--- start DATASET CONTENT ---

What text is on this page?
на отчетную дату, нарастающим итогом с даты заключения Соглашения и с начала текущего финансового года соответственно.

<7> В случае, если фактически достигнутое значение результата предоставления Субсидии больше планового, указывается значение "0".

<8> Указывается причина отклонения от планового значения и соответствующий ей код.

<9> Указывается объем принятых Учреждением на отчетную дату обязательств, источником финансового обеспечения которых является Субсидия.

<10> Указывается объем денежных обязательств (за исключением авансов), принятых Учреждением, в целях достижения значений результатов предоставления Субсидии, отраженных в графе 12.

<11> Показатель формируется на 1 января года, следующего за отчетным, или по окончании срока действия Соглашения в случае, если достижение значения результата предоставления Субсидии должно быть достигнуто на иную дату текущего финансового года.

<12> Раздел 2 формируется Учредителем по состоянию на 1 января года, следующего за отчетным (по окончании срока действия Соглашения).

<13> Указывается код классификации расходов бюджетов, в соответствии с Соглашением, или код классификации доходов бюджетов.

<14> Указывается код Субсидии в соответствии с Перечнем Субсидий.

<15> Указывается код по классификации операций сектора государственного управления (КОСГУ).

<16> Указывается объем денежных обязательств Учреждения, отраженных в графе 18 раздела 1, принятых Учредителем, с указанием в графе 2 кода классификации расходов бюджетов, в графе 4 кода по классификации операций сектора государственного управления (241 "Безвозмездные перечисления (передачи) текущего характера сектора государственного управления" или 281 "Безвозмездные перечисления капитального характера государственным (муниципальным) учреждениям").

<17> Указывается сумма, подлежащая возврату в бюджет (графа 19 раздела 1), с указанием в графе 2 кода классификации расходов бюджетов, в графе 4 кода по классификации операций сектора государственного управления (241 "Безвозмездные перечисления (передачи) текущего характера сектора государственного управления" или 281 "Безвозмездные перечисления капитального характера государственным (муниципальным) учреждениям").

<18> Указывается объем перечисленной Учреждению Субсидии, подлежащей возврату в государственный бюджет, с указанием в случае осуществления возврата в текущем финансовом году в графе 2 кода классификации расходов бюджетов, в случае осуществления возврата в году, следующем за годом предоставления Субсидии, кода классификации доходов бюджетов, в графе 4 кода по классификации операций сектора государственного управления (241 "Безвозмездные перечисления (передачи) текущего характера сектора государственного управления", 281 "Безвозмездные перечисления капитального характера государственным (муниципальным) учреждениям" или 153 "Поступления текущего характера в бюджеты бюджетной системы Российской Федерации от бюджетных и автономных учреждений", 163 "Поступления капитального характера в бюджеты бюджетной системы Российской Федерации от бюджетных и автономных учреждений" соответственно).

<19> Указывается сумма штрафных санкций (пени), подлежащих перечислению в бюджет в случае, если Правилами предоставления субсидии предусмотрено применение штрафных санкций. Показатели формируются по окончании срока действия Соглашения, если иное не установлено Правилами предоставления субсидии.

--- end DATASET CONTENT ---

__TO BE DONE__
State the count of lines holding the string "формируется" in the listing above, and nothing else.

__FULL RESPONSE__
2